- **WHAT IS ASKED**
Which lines run from the line with "Extract all readable text from this page." to the end of the entries? Write out exactly those, leaving out the pictures.

- **GIVEN RECORDS**
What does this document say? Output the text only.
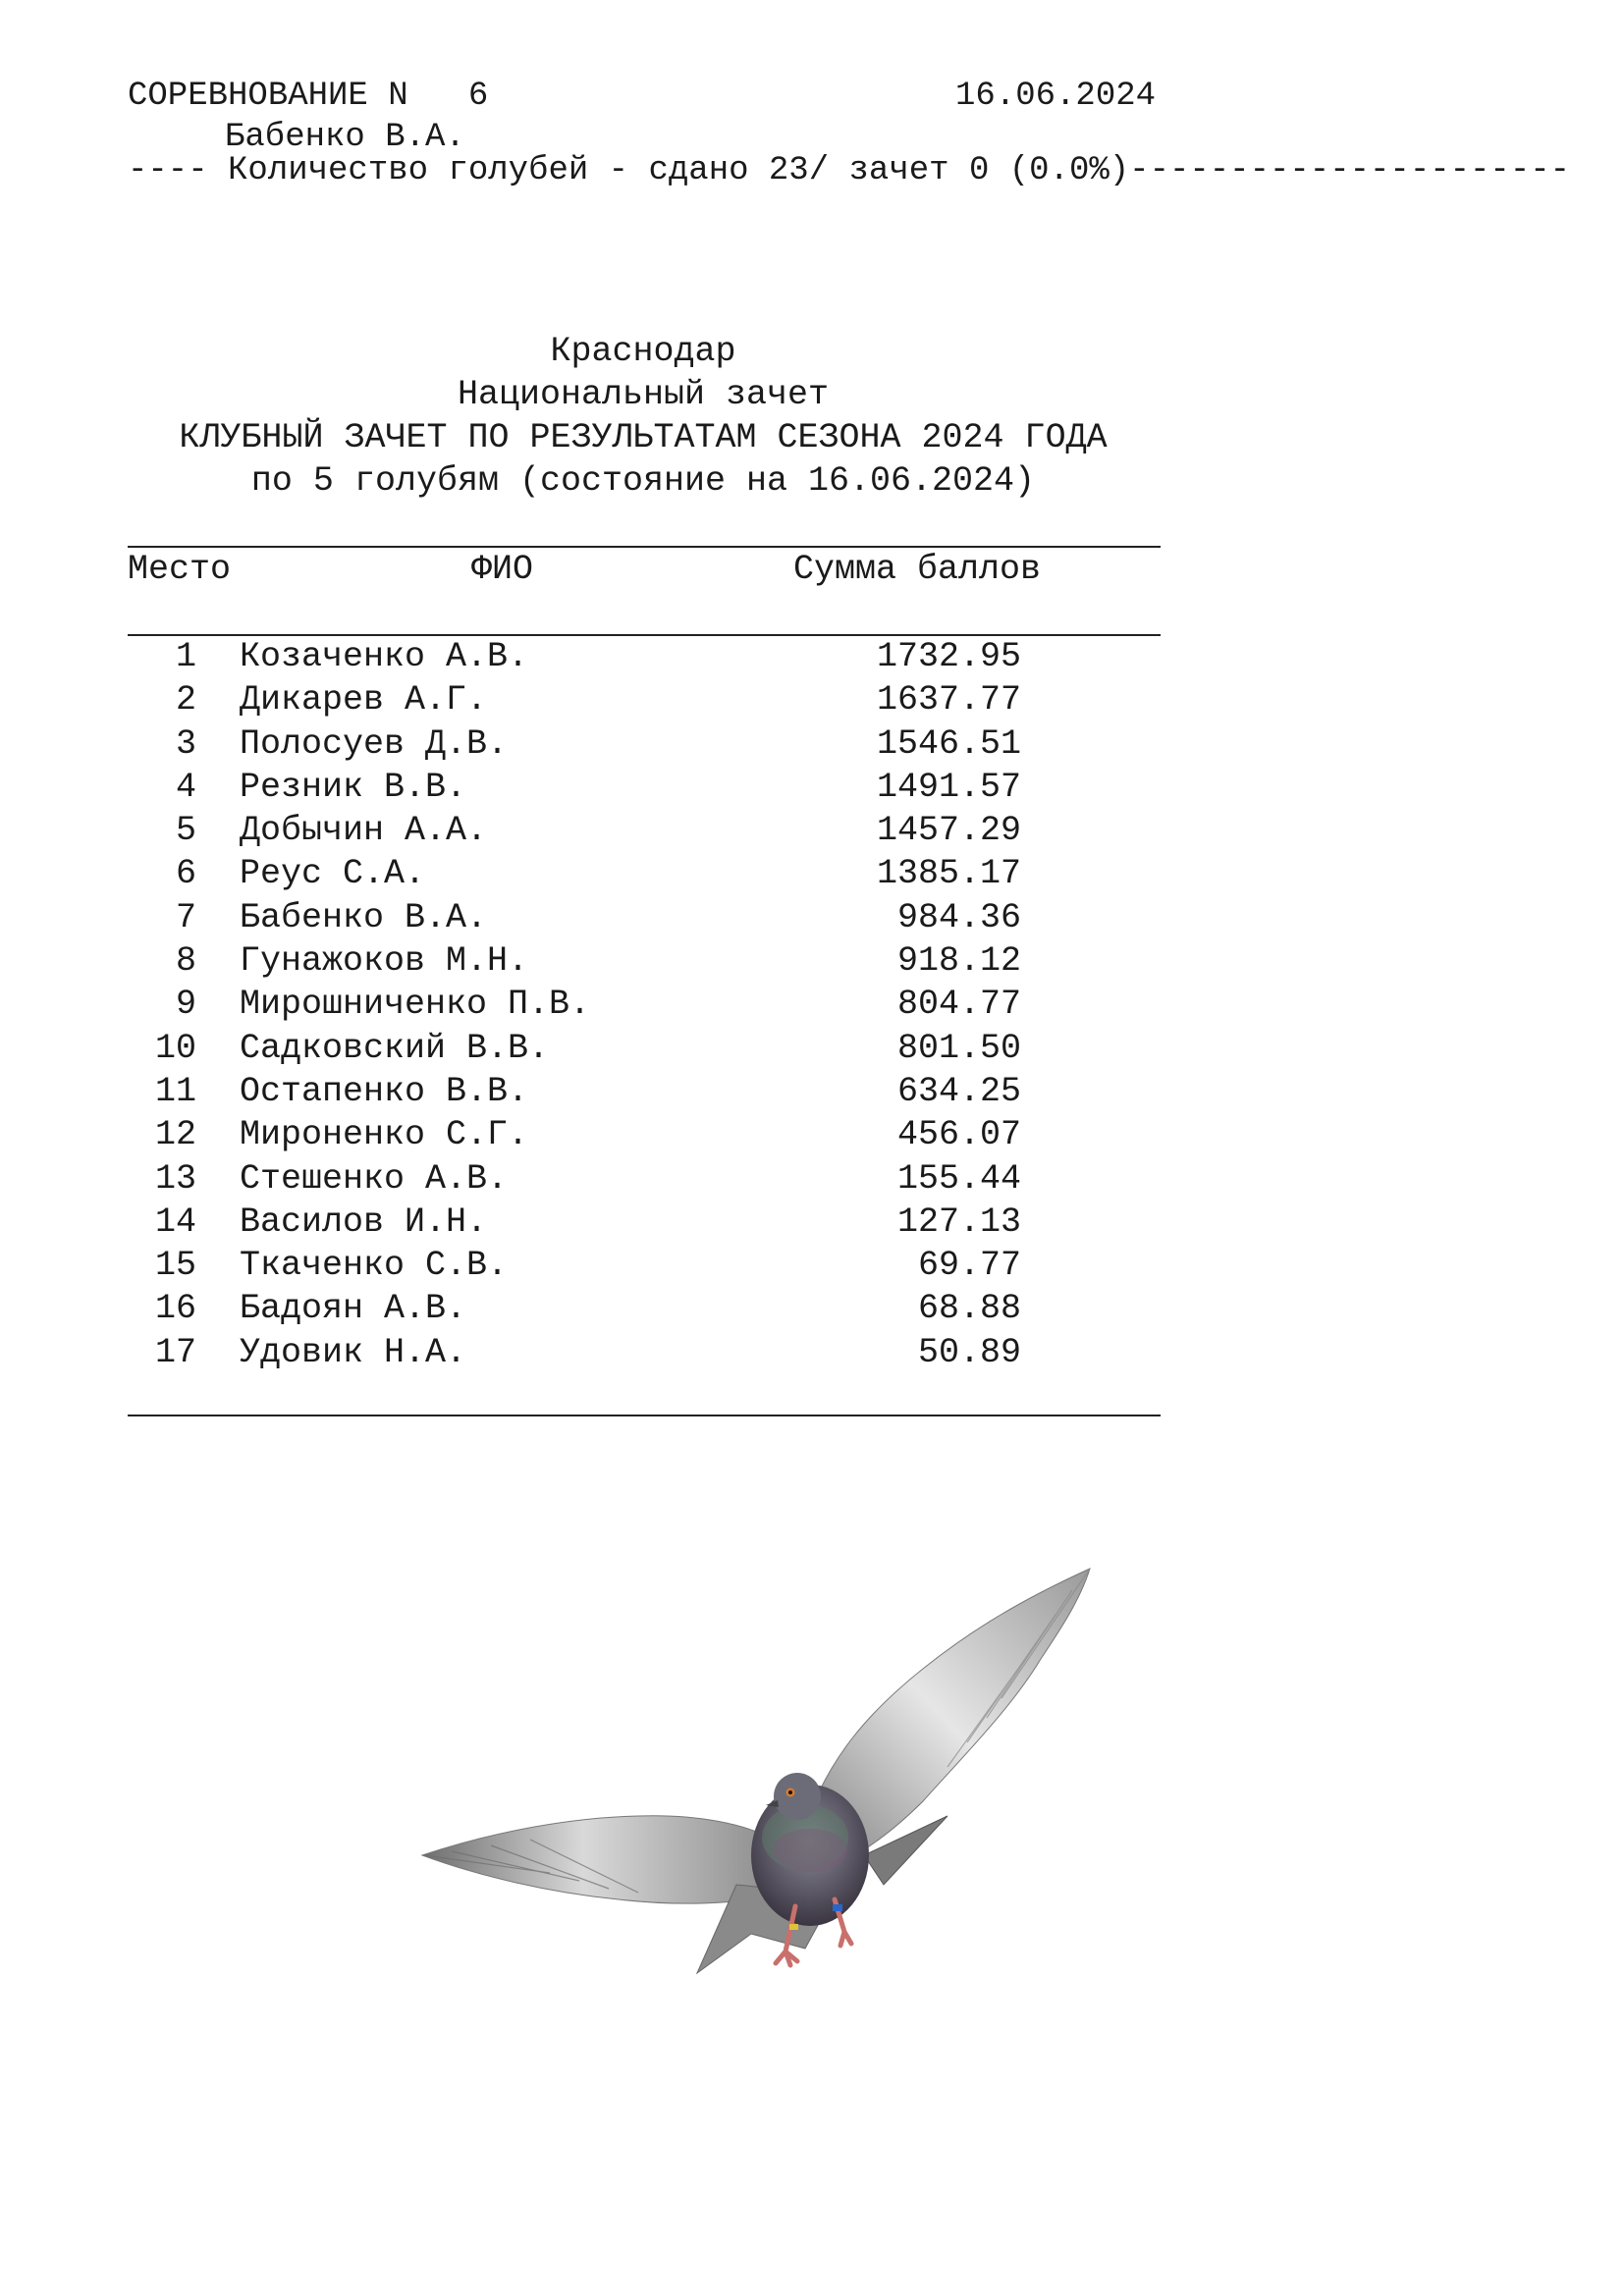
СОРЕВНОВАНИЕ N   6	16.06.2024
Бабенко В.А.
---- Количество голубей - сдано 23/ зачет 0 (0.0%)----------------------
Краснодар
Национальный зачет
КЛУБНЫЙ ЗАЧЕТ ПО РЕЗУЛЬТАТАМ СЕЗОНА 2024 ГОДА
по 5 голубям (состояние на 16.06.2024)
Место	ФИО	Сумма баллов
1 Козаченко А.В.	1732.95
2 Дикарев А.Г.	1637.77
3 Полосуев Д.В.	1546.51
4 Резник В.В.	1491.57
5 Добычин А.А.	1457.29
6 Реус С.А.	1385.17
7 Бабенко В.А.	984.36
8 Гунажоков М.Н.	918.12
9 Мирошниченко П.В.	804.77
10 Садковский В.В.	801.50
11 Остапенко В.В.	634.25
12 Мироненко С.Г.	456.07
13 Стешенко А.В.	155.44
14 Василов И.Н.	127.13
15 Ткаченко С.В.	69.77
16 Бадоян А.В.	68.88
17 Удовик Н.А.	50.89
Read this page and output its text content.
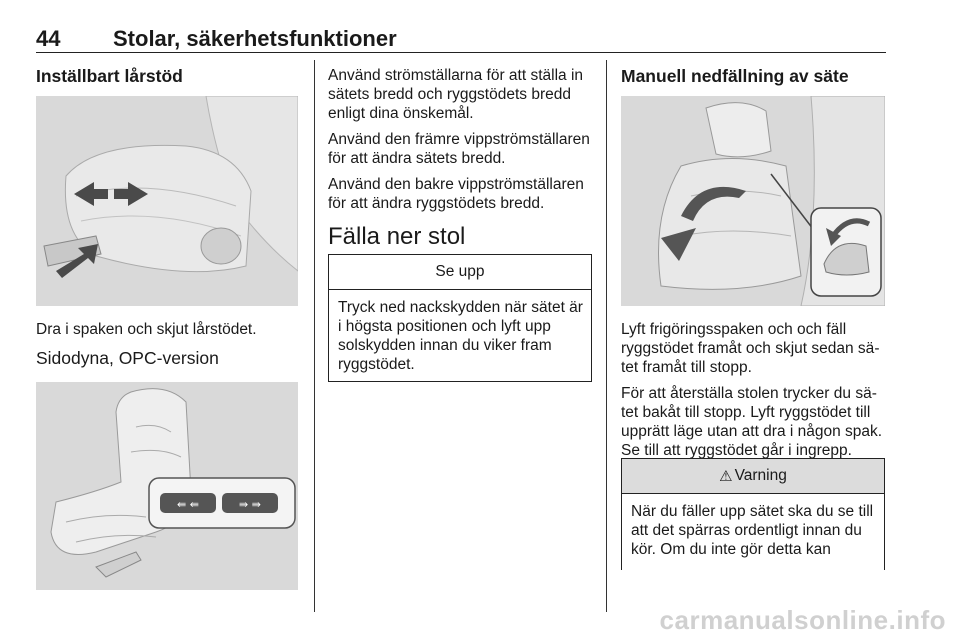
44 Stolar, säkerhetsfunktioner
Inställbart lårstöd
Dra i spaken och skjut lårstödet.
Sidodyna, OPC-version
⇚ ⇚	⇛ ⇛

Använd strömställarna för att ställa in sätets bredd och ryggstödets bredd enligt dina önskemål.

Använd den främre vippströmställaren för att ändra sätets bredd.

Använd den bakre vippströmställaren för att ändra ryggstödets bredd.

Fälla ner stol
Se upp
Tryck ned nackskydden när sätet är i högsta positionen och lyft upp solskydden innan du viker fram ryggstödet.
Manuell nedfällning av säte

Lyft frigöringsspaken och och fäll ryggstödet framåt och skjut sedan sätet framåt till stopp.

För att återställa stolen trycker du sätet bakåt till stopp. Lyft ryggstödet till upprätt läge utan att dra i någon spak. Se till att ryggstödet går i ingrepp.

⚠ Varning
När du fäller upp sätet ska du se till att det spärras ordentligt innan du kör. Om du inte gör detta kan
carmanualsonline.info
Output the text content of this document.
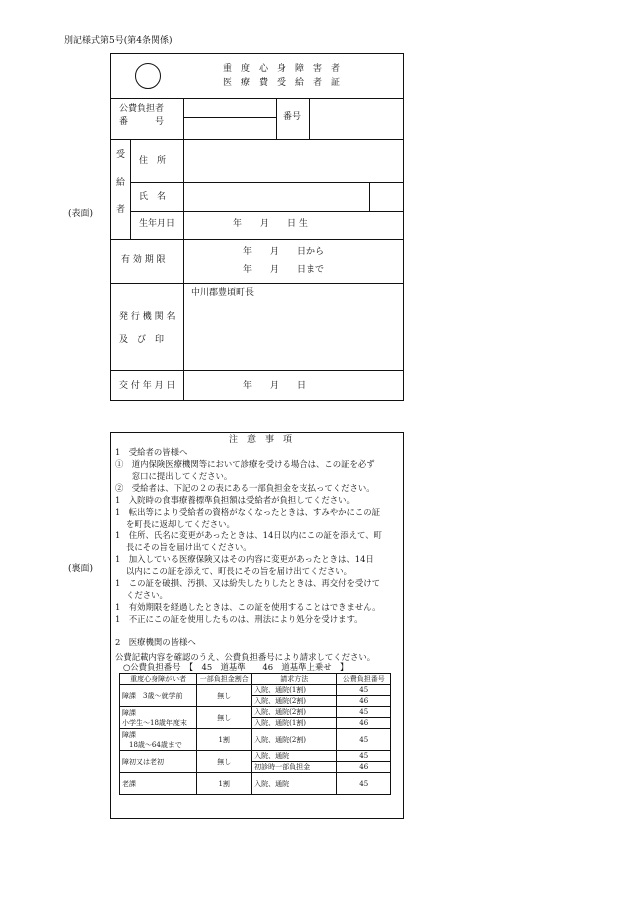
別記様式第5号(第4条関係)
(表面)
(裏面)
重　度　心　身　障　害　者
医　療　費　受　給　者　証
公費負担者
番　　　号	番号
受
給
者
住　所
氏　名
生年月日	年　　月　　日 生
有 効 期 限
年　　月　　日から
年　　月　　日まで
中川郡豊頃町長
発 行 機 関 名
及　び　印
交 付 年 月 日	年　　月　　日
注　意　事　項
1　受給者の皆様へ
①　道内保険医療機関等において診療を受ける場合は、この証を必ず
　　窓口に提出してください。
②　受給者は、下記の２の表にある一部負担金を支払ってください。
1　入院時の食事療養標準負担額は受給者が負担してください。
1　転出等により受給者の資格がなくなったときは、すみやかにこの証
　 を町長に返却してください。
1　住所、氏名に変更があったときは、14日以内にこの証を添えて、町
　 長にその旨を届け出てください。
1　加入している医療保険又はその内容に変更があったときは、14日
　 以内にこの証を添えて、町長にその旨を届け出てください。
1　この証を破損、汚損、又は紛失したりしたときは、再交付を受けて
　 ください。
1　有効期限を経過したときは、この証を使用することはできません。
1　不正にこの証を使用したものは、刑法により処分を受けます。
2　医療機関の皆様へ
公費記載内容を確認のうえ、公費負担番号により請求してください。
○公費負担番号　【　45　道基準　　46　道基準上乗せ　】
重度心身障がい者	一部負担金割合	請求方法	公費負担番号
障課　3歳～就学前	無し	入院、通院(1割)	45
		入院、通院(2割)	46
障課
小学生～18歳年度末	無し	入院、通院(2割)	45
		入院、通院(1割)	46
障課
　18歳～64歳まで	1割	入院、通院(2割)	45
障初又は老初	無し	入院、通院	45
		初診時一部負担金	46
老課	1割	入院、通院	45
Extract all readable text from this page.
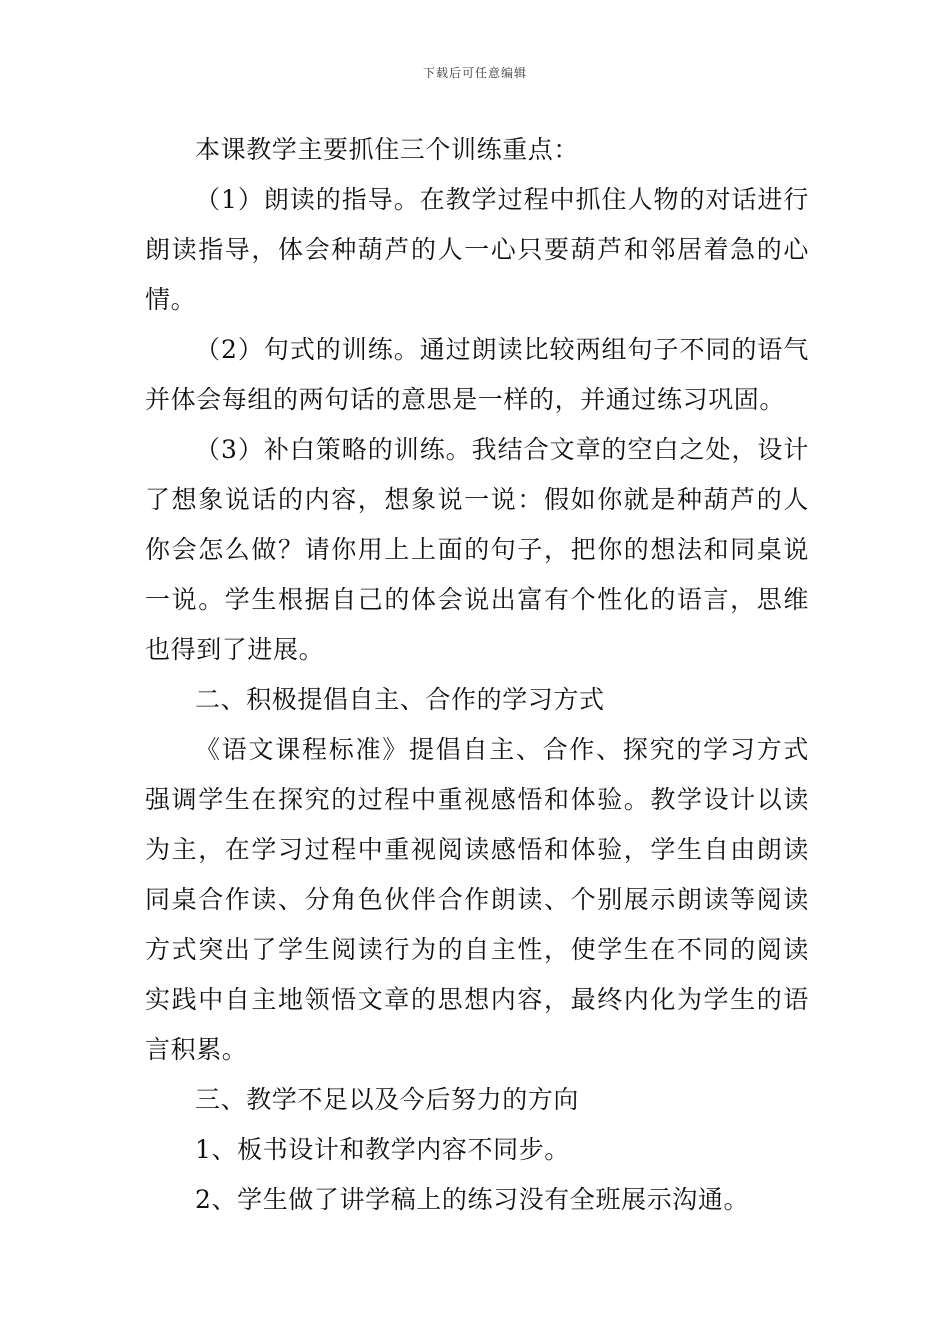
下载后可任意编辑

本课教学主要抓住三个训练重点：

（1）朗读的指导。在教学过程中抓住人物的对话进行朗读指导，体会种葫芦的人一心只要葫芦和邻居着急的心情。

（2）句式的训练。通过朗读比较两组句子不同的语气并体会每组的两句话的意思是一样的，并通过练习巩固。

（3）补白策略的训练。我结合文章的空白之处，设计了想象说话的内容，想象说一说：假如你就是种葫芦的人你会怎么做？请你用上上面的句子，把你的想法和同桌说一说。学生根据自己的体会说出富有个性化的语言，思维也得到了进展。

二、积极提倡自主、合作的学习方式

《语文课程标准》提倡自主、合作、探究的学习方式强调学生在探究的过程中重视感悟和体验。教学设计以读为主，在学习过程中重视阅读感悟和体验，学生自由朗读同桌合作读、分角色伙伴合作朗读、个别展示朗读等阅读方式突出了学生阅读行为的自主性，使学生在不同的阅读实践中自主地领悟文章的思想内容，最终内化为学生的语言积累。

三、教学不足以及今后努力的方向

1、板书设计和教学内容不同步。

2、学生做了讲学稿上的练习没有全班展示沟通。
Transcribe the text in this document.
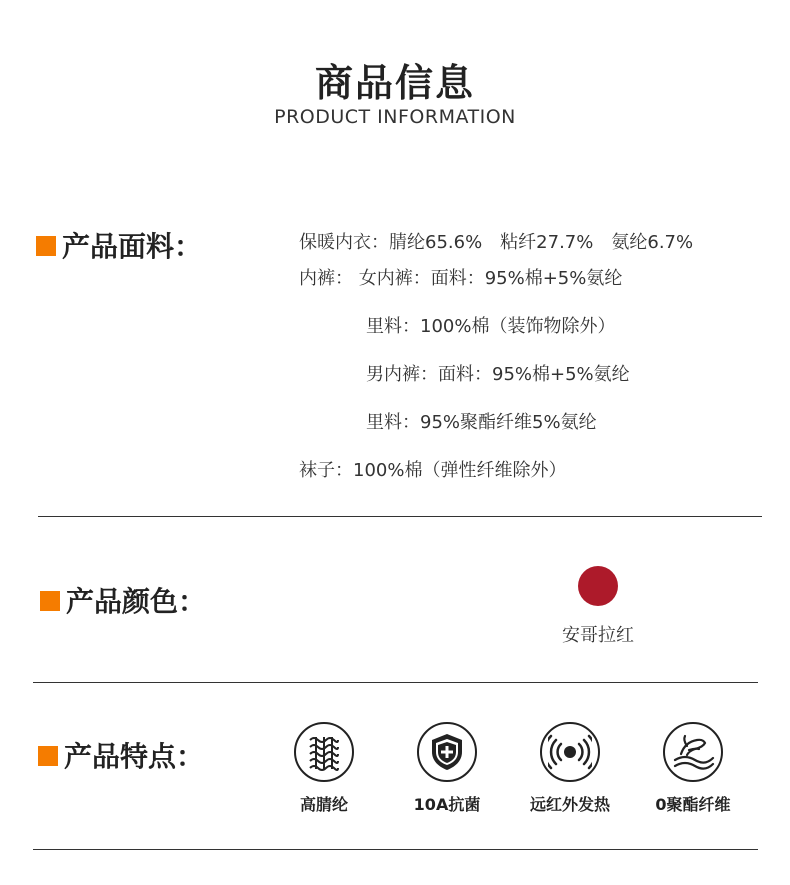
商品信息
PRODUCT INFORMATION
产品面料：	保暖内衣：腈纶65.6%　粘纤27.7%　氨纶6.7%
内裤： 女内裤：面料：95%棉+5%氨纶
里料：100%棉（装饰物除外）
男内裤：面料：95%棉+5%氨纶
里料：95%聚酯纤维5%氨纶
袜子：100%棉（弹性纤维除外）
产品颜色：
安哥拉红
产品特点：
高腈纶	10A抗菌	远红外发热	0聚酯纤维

- **TASK OUTPUT**
Extract all readable text from this page.
下载后可任意编辑

本课教学主要抓住三个训练重点：

（1）朗读的指导。在教学过程中抓住人物的对话进行朗读指导，体会种葫芦的人一心只要葫芦和邻居着急的心情。

（2）句式的训练。通过朗读比较两组句子不同的语气并体会每组的两句话的意思是一样的，并通过练习巩固。

（3）补白策略的训练。我结合文章的空白之处，设计了想象说话的内容，想象说一说：假如你就是种葫芦的人你会怎么做？请你用上上面的句子，把你的想法和同桌说一说。学生根据自己的体会说出富有个性化的语言，思维也得到了进展。

二、积极提倡自主、合作的学习方式

《语文课程标准》提倡自主、合作、探究的学习方式强调学生在探究的过程中重视感悟和体验。教学设计以读为主，在学习过程中重视阅读感悟和体验，学生自由朗读同桌合作读、分角色伙伴合作朗读、个别展示朗读等阅读方式突出了学生阅读行为的自主性，使学生在不同的阅读实践中自主地领悟文章的思想内容，最终内化为学生的语言积累。

三、教学不足以及今后努力的方向

1、板书设计和教学内容不同步。

2、学生做了讲学稿上的练习没有全班展示沟通。
Transcribe the text in this document.
商品信息
PRODUCT INFORMATION
产品面料：	保暖内衣：腈纶65.6%　粘纤27.7%　氨纶6.7%
内裤： 女内裤：面料：95%棉+5%氨纶
里料：100%棉（装饰物除外）
男内裤：面料：95%棉+5%氨纶
里料：95%聚酯纤维5%氨纶
袜子：100%棉（弹性纤维除外）
产品颜色：
安哥拉红
产品特点：
高腈纶	10A抗菌	远红外发热	0聚酯纤维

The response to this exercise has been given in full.